Problem to solve: Scan the listing below and copy every line holding "network".

Data rows:
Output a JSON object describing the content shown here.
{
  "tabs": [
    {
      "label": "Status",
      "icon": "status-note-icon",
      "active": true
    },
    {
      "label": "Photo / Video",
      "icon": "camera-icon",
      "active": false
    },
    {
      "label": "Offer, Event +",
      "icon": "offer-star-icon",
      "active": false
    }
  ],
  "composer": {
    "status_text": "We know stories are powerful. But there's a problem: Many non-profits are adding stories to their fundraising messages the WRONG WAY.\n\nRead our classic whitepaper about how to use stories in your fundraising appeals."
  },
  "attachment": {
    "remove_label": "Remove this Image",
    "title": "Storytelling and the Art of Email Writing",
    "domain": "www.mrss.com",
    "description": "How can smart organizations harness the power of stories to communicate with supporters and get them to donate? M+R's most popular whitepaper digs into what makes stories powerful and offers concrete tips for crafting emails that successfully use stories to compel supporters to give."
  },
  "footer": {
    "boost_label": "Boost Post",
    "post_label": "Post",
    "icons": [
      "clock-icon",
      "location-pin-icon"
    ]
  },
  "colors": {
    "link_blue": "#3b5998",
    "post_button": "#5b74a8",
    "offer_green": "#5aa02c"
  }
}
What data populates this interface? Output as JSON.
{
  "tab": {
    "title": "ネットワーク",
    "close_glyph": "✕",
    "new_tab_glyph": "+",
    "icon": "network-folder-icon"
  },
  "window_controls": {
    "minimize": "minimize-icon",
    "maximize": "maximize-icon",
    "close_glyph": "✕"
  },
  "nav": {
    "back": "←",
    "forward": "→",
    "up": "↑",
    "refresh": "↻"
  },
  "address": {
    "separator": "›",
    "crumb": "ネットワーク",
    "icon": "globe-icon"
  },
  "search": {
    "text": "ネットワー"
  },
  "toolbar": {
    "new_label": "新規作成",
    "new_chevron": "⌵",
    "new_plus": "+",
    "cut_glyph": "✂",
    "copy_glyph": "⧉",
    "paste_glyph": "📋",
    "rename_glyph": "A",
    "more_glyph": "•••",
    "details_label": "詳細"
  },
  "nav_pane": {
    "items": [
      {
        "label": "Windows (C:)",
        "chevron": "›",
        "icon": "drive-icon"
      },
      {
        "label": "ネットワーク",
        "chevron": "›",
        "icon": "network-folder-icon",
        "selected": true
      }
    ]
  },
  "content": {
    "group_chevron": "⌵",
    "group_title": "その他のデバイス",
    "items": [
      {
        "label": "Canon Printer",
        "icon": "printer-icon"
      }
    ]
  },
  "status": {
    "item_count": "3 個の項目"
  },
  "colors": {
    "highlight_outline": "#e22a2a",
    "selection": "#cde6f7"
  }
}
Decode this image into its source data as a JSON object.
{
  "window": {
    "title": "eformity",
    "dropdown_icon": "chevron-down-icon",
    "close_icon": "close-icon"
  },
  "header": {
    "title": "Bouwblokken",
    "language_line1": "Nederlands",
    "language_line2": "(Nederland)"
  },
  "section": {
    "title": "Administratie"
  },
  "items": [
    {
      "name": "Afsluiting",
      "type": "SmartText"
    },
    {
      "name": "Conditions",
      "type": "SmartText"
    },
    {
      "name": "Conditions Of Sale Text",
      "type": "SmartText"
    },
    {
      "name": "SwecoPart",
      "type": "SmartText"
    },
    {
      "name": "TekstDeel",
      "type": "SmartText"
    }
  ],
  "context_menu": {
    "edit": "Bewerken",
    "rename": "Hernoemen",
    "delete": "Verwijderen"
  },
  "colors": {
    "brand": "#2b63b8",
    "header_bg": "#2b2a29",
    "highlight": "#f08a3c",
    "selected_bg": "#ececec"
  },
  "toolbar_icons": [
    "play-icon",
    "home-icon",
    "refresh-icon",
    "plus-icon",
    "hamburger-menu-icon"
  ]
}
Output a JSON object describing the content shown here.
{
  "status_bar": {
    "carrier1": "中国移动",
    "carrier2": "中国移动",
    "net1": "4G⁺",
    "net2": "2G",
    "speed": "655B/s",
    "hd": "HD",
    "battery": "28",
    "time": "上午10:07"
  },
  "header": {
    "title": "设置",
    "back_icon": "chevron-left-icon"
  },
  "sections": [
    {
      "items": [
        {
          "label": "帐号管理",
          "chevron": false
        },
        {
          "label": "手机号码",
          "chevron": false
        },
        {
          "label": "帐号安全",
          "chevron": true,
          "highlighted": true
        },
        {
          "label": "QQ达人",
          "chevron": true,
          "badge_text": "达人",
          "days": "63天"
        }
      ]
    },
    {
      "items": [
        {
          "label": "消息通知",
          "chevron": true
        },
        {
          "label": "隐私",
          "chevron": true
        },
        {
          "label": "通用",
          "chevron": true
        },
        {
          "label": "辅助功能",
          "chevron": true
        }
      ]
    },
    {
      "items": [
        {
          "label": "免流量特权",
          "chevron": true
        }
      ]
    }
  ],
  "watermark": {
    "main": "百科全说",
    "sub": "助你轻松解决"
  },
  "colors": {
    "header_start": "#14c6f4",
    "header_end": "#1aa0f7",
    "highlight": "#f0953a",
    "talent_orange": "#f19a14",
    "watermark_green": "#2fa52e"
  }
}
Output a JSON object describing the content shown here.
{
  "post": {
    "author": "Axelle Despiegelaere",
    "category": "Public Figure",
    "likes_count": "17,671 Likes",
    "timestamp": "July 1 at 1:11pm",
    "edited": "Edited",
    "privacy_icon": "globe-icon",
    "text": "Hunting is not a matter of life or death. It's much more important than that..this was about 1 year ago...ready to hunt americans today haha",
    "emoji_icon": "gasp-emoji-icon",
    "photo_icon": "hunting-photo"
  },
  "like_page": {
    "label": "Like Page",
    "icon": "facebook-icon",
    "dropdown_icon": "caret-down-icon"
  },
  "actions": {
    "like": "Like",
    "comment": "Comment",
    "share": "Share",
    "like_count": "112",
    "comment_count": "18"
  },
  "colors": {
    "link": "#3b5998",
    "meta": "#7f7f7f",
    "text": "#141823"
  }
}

Answer below:
    "icon": "network-folder-icon"
        "icon": "network-folder-icon",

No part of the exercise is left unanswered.